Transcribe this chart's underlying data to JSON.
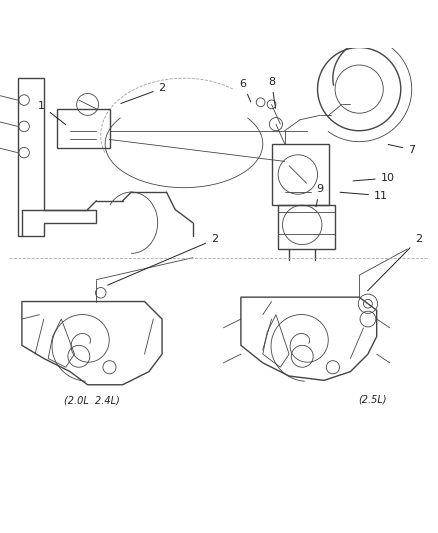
{
  "bg_color": "#ffffff",
  "line_color": "#444444",
  "label_color": "#222222",
  "fig_width": 4.38,
  "fig_height": 5.33,
  "dpi": 100
}
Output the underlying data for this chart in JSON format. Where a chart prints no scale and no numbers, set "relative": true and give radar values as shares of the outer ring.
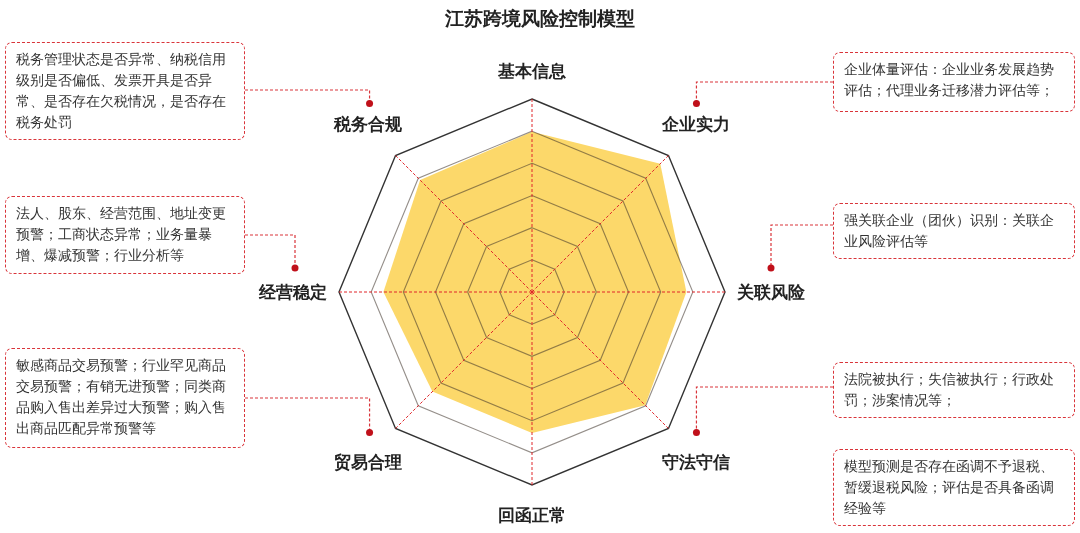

▬▬▬▬▬▬

> SHORT EXERCISE: Except for the pictures, print the data above exactly.

> SOLUTION FOR THIS TASK:
Transcribe this chart's underlying data to JSON.
{
  "bg_color": "#ffffff",
  "line_color": "#444444",
  "label_color": "#222222",
  "fig_width": 4.38,
  "fig_height": 5.33,
  "dpi": 100
}
Output the underlying data for this chart in JSON format. Where a chart prints no scale and no numbers, set "relative": true and give radar values as shares of the outer ring.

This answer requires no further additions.